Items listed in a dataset
┌──

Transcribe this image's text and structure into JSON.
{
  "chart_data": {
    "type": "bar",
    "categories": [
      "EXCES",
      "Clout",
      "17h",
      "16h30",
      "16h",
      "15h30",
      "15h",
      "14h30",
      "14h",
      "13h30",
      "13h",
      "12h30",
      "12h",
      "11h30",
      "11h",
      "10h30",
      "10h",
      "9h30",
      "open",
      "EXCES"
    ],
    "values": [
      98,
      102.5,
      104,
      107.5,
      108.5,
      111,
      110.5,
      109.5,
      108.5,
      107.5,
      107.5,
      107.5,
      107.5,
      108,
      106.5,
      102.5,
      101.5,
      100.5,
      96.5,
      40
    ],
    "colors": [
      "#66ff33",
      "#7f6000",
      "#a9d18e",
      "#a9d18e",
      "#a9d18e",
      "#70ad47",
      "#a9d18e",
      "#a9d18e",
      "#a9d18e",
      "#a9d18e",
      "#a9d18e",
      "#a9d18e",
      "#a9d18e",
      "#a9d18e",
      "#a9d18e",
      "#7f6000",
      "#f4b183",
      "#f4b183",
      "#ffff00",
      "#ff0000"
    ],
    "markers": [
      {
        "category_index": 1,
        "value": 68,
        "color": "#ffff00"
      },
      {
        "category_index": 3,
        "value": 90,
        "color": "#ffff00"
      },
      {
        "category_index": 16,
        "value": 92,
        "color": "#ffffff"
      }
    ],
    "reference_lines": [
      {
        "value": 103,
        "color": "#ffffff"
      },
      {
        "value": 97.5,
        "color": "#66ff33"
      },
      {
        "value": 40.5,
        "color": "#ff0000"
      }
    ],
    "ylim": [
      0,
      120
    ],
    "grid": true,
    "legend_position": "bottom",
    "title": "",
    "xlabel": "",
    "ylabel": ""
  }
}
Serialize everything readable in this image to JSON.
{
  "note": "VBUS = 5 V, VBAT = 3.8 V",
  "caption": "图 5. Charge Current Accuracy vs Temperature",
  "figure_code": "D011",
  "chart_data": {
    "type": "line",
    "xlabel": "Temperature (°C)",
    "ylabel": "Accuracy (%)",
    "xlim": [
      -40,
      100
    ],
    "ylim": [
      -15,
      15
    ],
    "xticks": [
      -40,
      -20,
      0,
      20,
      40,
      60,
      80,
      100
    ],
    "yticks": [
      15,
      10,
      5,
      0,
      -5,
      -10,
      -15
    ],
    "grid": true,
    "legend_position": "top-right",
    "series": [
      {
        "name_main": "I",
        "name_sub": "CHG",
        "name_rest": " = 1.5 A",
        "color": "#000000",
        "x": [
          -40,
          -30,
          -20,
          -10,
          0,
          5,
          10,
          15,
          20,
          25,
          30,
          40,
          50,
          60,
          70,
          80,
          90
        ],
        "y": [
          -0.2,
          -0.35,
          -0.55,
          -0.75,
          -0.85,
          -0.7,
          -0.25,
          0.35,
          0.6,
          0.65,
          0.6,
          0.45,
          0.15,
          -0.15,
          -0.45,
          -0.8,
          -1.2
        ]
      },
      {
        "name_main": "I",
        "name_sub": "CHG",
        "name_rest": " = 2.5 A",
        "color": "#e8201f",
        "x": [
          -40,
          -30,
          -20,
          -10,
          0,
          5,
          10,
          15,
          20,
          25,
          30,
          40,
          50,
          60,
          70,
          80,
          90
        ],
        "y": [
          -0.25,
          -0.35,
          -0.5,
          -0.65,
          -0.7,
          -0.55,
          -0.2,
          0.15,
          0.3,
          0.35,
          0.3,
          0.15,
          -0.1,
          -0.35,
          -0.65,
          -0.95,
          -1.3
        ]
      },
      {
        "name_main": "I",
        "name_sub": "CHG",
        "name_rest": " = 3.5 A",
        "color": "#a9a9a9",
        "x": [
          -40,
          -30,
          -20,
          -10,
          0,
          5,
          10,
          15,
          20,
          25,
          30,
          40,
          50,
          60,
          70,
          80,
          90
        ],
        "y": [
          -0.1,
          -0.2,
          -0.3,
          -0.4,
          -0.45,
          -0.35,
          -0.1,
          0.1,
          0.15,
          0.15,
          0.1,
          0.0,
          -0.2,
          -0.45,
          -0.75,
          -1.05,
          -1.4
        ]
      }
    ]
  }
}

└──

Exercise instructions –
Each line of the material should be echoed exactly.

Task answer –
Transcribe this image's text and structure into JSON.
{
  "chart_data": {
    "type": "bar",
    "categories": [
      "EXCES",
      "Clout",
      "17h",
      "16h30",
      "16h",
      "15h30",
      "15h",
      "14h30",
      "14h",
      "13h30",
      "13h",
      "12h30",
      "12h",
      "11h30",
      "11h",
      "10h30",
      "10h",
      "9h30",
      "open",
      "EXCES"
    ],
    "values": [
      98,
      102.5,
      104,
      107.5,
      108.5,
      111,
      110.5,
      109.5,
      108.5,
      107.5,
      107.5,
      107.5,
      107.5,
      108,
      106.5,
      102.5,
      101.5,
      100.5,
      96.5,
      40
    ],
    "colors": [
      "#66ff33",
      "#7f6000",
      "#a9d18e",
      "#a9d18e",
      "#a9d18e",
      "#70ad47",
      "#a9d18e",
      "#a9d18e",
      "#a9d18e",
      "#a9d18e",
      "#a9d18e",
      "#a9d18e",
      "#a9d18e",
      "#a9d18e",
      "#a9d18e",
      "#7f6000",
      "#f4b183",
      "#f4b183",
      "#ffff00",
      "#ff0000"
    ],
    "markers": [
      {
        "category_index": 1,
        "value": 68,
        "color": "#ffff00"
      },
      {
        "category_index": 3,
        "value": 90,
        "color": "#ffff00"
      },
      {
        "category_index": 16,
        "value": 92,
        "color": "#ffffff"
      }
    ],
    "reference_lines": [
      {
        "value": 103,
        "color": "#ffffff"
      },
      {
        "value": 97.5,
        "color": "#66ff33"
      },
      {
        "value": 40.5,
        "color": "#ff0000"
      }
    ],
    "ylim": [
      0,
      120
    ],
    "grid": true,
    "legend_position": "bottom",
    "title": "",
    "xlabel": "",
    "ylabel": ""
  }
}
Serialize everything readable in this image to JSON.
{
  "note": "VBUS = 5 V, VBAT = 3.8 V",
  "caption": "图 5. Charge Current Accuracy vs Temperature",
  "figure_code": "D011",
  "chart_data": {
    "type": "line",
    "xlabel": "Temperature (°C)",
    "ylabel": "Accuracy (%)",
    "xlim": [
      -40,
      100
    ],
    "ylim": [
      -15,
      15
    ],
    "xticks": [
      -40,
      -20,
      0,
      20,
      40,
      60,
      80,
      100
    ],
    "yticks": [
      15,
      10,
      5,
      0,
      -5,
      -10,
      -15
    ],
    "grid": true,
    "legend_position": "top-right",
    "series": [
      {
        "name_main": "I",
        "name_sub": "CHG",
        "name_rest": " = 1.5 A",
        "color": "#000000",
        "x": [
          -40,
          -30,
          -20,
          -10,
          0,
          5,
          10,
          15,
          20,
          25,
          30,
          40,
          50,
          60,
          70,
          80,
          90
        ],
        "y": [
          -0.2,
          -0.35,
          -0.55,
          -0.75,
          -0.85,
          -0.7,
          -0.25,
          0.35,
          0.6,
          0.65,
          0.6,
          0.45,
          0.15,
          -0.15,
          -0.45,
          -0.8,
          -1.2
        ]
      },
      {
        "name_main": "I",
        "name_sub": "CHG",
        "name_rest": " = 2.5 A",
        "color": "#e8201f",
        "x": [
          -40,
          -30,
          -20,
          -10,
          0,
          5,
          10,
          15,
          20,
          25,
          30,
          40,
          50,
          60,
          70,
          80,
          90
        ],
        "y": [
          -0.25,
          -0.35,
          -0.5,
          -0.65,
          -0.7,
          -0.55,
          -0.2,
          0.15,
          0.3,
          0.35,
          0.3,
          0.15,
          -0.1,
          -0.35,
          -0.65,
          -0.95,
          -1.3
        ]
      },
      {
        "name_main": "I",
        "name_sub": "CHG",
        "name_rest": " = 3.5 A",
        "color": "#a9a9a9",
        "x": [
          -40,
          -30,
          -20,
          -10,
          0,
          5,
          10,
          15,
          20,
          25,
          30,
          40,
          50,
          60,
          70,
          80,
          90
        ],
        "y": [
          -0.1,
          -0.2,
          -0.3,
          -0.4,
          -0.45,
          -0.35,
          -0.1,
          0.1,
          0.15,
          0.15,
          0.1,
          0.0,
          -0.2,
          -0.45,
          -0.75,
          -1.05,
          -1.4
        ]
      }
    ]
  }
}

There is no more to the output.